>>>>>

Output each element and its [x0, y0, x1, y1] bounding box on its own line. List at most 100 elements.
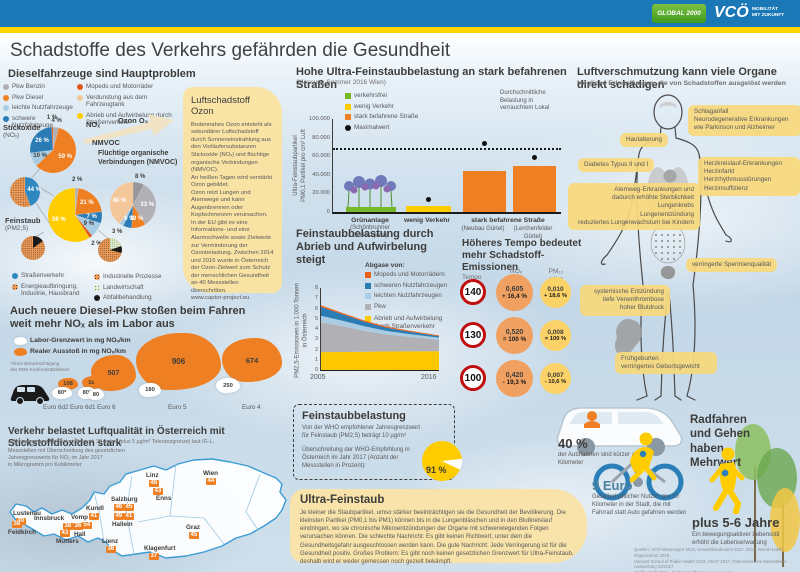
speed-sign-130: 130: [460, 322, 486, 348]
legend-swatch: [77, 112, 83, 119]
legend-swatch: [3, 105, 9, 112]
nox-value-130: 0,520 = 100 %: [496, 317, 533, 354]
box-title: Ultra-Feinstaub: [300, 494, 385, 506]
pie-slice-label: 8 %: [134, 174, 146, 181]
pie-slice-label: 7 %: [86, 213, 97, 220]
trees-illustration: [735, 424, 800, 567]
nox-pie-chart: 4 % 59 % 10 % 26 % 1 %: [29, 115, 77, 174]
legend-item: Mopeds und Motorräder: [77, 83, 177, 91]
no2-value-chip: 54: [82, 522, 92, 529]
y-tick-label: 4: [314, 326, 318, 332]
ozone-box-body: Bodennahes Ozon entsteht als sekundärer …: [191, 121, 274, 302]
y-tick-label: 0: [314, 367, 318, 373]
arrow-label-nox: NOₓ: [86, 120, 100, 129]
pie-title: Feinstaub: [5, 216, 41, 225]
reference-line-label: Durchschnittliche Belastung in verraucht…: [500, 90, 550, 111]
measurement-note: Messstellen mit Überschreitung des geset…: [8, 448, 125, 469]
pie-slice-label: 26 %: [35, 137, 49, 144]
pie-slice-label: 10 %: [129, 215, 144, 222]
y-tick-label: 60.000: [312, 153, 330, 160]
no2-value-chip: 38: [12, 521, 22, 528]
legend-label: Verdunstung aus dem Fahrzeugtank: [86, 93, 148, 109]
max-value-dot: [426, 197, 431, 203]
legend-item: schwere Nutzfahrzeuge: [3, 115, 75, 130]
bar-chart-plot-area: 0 20.000 40.000 60.000 80.000 100.000: [309, 116, 561, 215]
no2-value-chip: 49: [114, 513, 124, 520]
cyclist-icon: [593, 432, 684, 501]
legend-item: Mopeds und Motorrädern: [365, 271, 457, 279]
who-pie-label: 91 %: [426, 465, 447, 475]
pie-slice-label: 3 %: [112, 228, 123, 235]
legend-swatch: [77, 94, 83, 101]
cloud-legend: Labor-Grenzwert in mg NOₓ/km Realer Auss…: [14, 337, 131, 359]
legend-swatch: [365, 282, 371, 289]
y-axis-label: PM2,5-Emissionen in 1.000 Tonnen in Öste…: [294, 283, 309, 378]
chart-title: Feinstaubbelastung durch Abrieb und Aufw…: [296, 228, 434, 266]
legend-swatch: [12, 273, 18, 279]
legend-swatch: [3, 115, 9, 122]
diesel-car-icon: [10, 385, 50, 405]
legend-label: Abrieb und Aufwirbelung durch Straßenver…: [86, 111, 172, 127]
map-city-label: Enns: [156, 495, 172, 502]
legend-item: Pkw Diesel: [3, 94, 75, 102]
chart-legend: verkehrsfrei wenig Verkehr stark befahre…: [345, 92, 418, 134]
source-legend-col2: Industrielle Prozesse Landwirtschaft Abf…: [94, 273, 174, 305]
organ-label-stroke: Schlaganfall Neurodegenerative Erkrankun…: [688, 105, 800, 136]
no2-value-chip: 45: [189, 532, 199, 539]
y-tick-label: 2: [314, 346, 318, 353]
limit-cloud-euro4: 250: [216, 378, 240, 393]
section-pm-trend: Feinstaubbelastung durch Abrieb und Aufw…: [293, 226, 458, 404]
arrow-label-ozon: Ozon O₃: [118, 116, 149, 125]
nox-change: = 100 %: [502, 335, 527, 343]
cat-euro6d1: Euro 6d1: [70, 404, 96, 411]
section-title: Luftverschmutzung kann viele Organe dire…: [577, 66, 777, 91]
ozone-info-box: Luftschadstoff Ozon Bodennahes Ozon ents…: [183, 87, 282, 301]
y-tick-label: 20.000: [312, 190, 330, 197]
x-tick-2005: 2005: [310, 374, 326, 381]
vco-tagline: MOBILITÄT MIT ZUKUNFT: [752, 7, 785, 19]
legend-swatch-maximalwert: [345, 124, 351, 131]
nox-change: - 19,3 %: [502, 378, 527, 386]
organ-label-heart: Herzkreislauf-Erkrankungen Herzinfarkt H…: [698, 157, 800, 196]
legend-item: wenig Verkehr: [345, 103, 418, 111]
nox-value-100: 0,420 - 19,3 %: [496, 360, 533, 397]
y-tick-label: 8: [314, 285, 318, 291]
nox-value: 0,520: [505, 328, 524, 336]
real-cloud-euro6: 507: [91, 355, 136, 391]
category-label-wenig-verkehr: wenig Verkehr: [403, 217, 451, 224]
legend-label: Pkw: [374, 302, 386, 310]
y-tick-label: 40.000: [312, 171, 330, 178]
no2-value-chip: 38: [63, 523, 73, 530]
road-traffic-detail-pie-chart: 2 % 21 % 7 % 9 % 2 % 59 %: [47, 177, 103, 247]
legend-item: Pkw: [365, 303, 457, 311]
organ-label-diabetes: Diabetes Typus II und I: [578, 158, 655, 173]
stat-9-euro: 9 Euro: [592, 478, 633, 493]
pie-slice-label: 1 %: [46, 115, 58, 122]
legend-label: stark befahrene Straße: [354, 113, 419, 121]
category-sub-neubau: (Neubau Gürtel): [461, 226, 505, 232]
pie-slice-label: 44 %: [27, 187, 41, 194]
organ-label-birth: Frühgeburten verringertes Geburtsgewicht: [615, 352, 717, 375]
pie-slice-label: 59 %: [58, 154, 73, 161]
legend-swatch: [345, 103, 351, 110]
y-tick-label: 3: [314, 336, 318, 343]
speed-sign-100: 100: [460, 365, 486, 391]
y-tick-label: 6: [314, 305, 318, 312]
category-label-gruenanlage: Grünanlage (Schönbrunner Schlosspark): [340, 217, 400, 240]
legend-header: Abgase von:: [365, 262, 405, 269]
legend-swatch: [3, 84, 9, 90]
legend-label: Maximalwert: [354, 123, 390, 131]
y-tick-label: 1: [314, 356, 318, 363]
map-city-label: Mutters: [56, 538, 79, 545]
legend-item: Energieaufbringung, Industrie, Hausbrand: [12, 283, 94, 298]
pm-source-pie-chart: 44 %: [9, 176, 41, 208]
legend-label: leichte Nutzfahrzeuge: [12, 104, 73, 112]
legend-item: stark befahrene Straße: [345, 113, 418, 121]
y-tick-label: 0: [326, 209, 330, 215]
legend-item: Labor-Grenzwert in mg NOₓ/km: [14, 337, 131, 345]
map-city-label: Linz: [146, 472, 159, 479]
no2-value-chip: 44: [206, 478, 216, 485]
no2-value-chip: 45: [124, 504, 134, 511]
x-tick-2016: 2016: [421, 374, 437, 381]
nox-value: 0,420: [505, 371, 524, 379]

<<<<<

Could you pull out every line of the listing above verbatim, leaving out the pictures?

Output each element and its [x0, y0, x1, y1] bounding box on its own line. List at most 100 elements.
speed-sign-130: 130: [460, 322, 486, 348]
legend-swatch: [77, 112, 83, 119]
legend-swatch: [3, 105, 9, 112]
nox-value-130: 0,520 = 100 %: [496, 317, 533, 354]
box-title: Ultra-Feinstaub: [300, 494, 385, 506]
pie-slice-label: 8 %: [134, 174, 146, 181]
pie-slice-label: 7 %: [86, 213, 97, 220]
trees-illustration: [735, 424, 800, 567]
nox-pie-chart: 4 % 59 % 10 % 26 % 1 %: [29, 115, 77, 174]
legend-item: Mopeds und Motorräder: [77, 83, 177, 91]
no2-value-chip: 54: [82, 522, 92, 529]
y-tick-label: 4: [314, 326, 318, 332]
ozone-box-body: Bodennahes Ozon entsteht als sekundärer …: [191, 121, 274, 302]
y-tick-label: 0: [314, 367, 318, 373]
arrow-label-nox: NOₓ: [86, 120, 100, 129]
pie-title: Feinstaub: [5, 216, 41, 225]
reference-line-label: Durchschnittliche Belastung in verraucht…: [500, 90, 550, 111]
measurement-note: Messstellen mit Überschreitung des geset…: [8, 448, 125, 469]
pie-slice-label: 26 %: [35, 137, 49, 144]
pie-slice-label: 10 %: [129, 215, 144, 222]
y-tick-label: 60.000: [312, 153, 330, 160]
no2-value-chip: 38: [12, 521, 22, 528]
legend-label: Verdunstung aus dem Fahrzeugtank: [86, 93, 148, 109]
max-value-dot: [426, 197, 431, 203]
legend-item: schwere Nutzfahrzeuge: [3, 115, 75, 130]
bar-chart-plot-area: 0 20.000 40.000 60.000 80.000 100.000: [309, 116, 561, 215]
no2-value-chip: 49: [114, 513, 124, 520]
cyclist-icon: [593, 432, 684, 501]
legend-item: Mopeds und Motorrädern: [365, 271, 457, 279]
who-pie-label: 91 %: [426, 465, 447, 475]
pie-slice-label: 3 %: [112, 228, 123, 235]
legend-swatch: [77, 94, 83, 101]
cloud-legend: Labor-Grenzwert in mg NOₓ/km Realer Auss…: [14, 337, 131, 359]
legend-swatch: [365, 282, 371, 289]
y-axis-label: PM2,5-Emissionen in 1.000 Tonnen in Öste…: [294, 283, 309, 378]
chart-title: Feinstaubbelastung durch Abrieb und Aufw…: [296, 228, 434, 266]
legend-swatch: [12, 273, 18, 279]
legend-swatch: [3, 115, 9, 122]
diesel-car-icon: [10, 385, 50, 405]
legend-label: Abrieb und Aufwirbelung durch Straßenver…: [86, 111, 172, 127]
map-city-label: Enns: [156, 495, 172, 502]
legend-item: Pkw Diesel: [3, 94, 75, 102]
chart-legend: verkehrsfrei wenig Verkehr stark befahre…: [345, 92, 418, 134]
source-legend-col2: Industrielle Prozesse Landwirtschaft Abf…: [94, 273, 174, 305]
organ-label-stroke: Schlaganfall Neurodegenerative Erkrankun…: [688, 105, 800, 136]
no2-value-chip: 45: [189, 532, 199, 539]
y-tick-label: 2: [314, 346, 318, 353]
limit-cloud-euro4: 250: [216, 378, 240, 393]
section-pm-trend: Feinstaubbelastung durch Abrieb und Aufw…: [293, 226, 458, 404]
arrow-label-ozon: Ozon O₃: [118, 116, 149, 125]
nox-change: = 100 %: [502, 335, 527, 343]
cat-euro6d1: Euro 6d1: [70, 404, 96, 411]
section-title: Luftverschmutzung kann viele Organe dire…: [577, 66, 777, 91]
ozone-info-box: Luftschadstoff Ozon Bodennahes Ozon ents…: [183, 87, 282, 301]
y-tick-label: 20.000: [312, 190, 330, 197]
x-tick-2005: 2005: [310, 374, 326, 381]
vco-tagline: MOBILITÄT MIT ZUKUNFT: [752, 7, 785, 19]
legend-swatch-maximalwert: [345, 124, 351, 131]
nox-change: - 19,3 %: [502, 378, 527, 386]
organ-label-heart: Herzkreislauf-Erkrankungen Herzinfarkt H…: [698, 157, 800, 196]
legend-item: wenig Verkehr: [345, 103, 418, 111]
nox-value-100: 0,420 - 19,3 %: [496, 360, 533, 397]
y-tick-label: 8: [314, 285, 318, 291]
nox-value: 0,520: [505, 328, 524, 336]
real-cloud-euro6: 507: [91, 355, 136, 391]
category-label-wenig-verkehr: wenig Verkehr: [403, 217, 451, 224]
legend-label: Pkw: [374, 302, 386, 310]
y-tick-label: 40.000: [312, 171, 330, 178]
no2-value-chip: 38: [63, 523, 73, 530]
road-traffic-detail-pie-chart: 2 % 21 % 7 % 9 % 2 % 59 %: [47, 177, 103, 247]
legend-item: Pkw: [365, 303, 457, 311]
organ-label-diabetes: Diabetes Typus II und I: [578, 158, 655, 173]
stat-9-euro: 9 Euro: [592, 478, 633, 493]
pie-slice-label: 1 %: [46, 115, 58, 122]
legend-label: stark befahrene Straße: [354, 113, 419, 121]
category-sub-neubau: (Neubau Gürtel): [461, 226, 505, 232]
pie-slice-label: 44 %: [27, 187, 41, 194]
organ-label-birth: Frühgeburten verringertes Geburtsgewicht: [615, 352, 717, 375]
pie-slice-label: 59 %: [58, 154, 73, 161]
legend-swatch: [345, 103, 351, 110]
y-tick-label: 3: [314, 336, 318, 343]
speed-sign-100: 100: [460, 365, 486, 391]
y-tick-label: 6: [314, 305, 318, 312]
category-label-gruenanlage: Grünanlage (Schönbrunner Schlosspark): [340, 217, 400, 240]
legend-header: Abgase von:: [365, 262, 405, 269]
legend-swatch: [3, 84, 9, 90]
legend-label: Maximalwert: [354, 123, 390, 131]
y-tick-label: 1: [314, 356, 318, 363]
map-city-label: Mutters: [56, 538, 79, 545]
legend-item: Energieaufbringung, Industrie, Hausbrand: [12, 283, 94, 298]
pm-source-pie-chart: 44 %: [9, 176, 41, 208]
legend-label: leichte Nutzfahrzeuge: [12, 104, 73, 112]
legend-item: stark befahrene Straße: [345, 113, 418, 121]
y-tick-label: 0: [326, 209, 330, 215]
legend-item: Labor-Grenzwert in mg NOₓ/km: [14, 337, 131, 345]
map-city-label: Linz: [146, 472, 159, 479]
no2-value-chip: 44: [206, 478, 216, 485]
no2-value-chip: 45: [124, 504, 134, 511]
x-tick-2016: 2016: [421, 374, 437, 381]
nox-value: 0,420: [505, 371, 524, 379]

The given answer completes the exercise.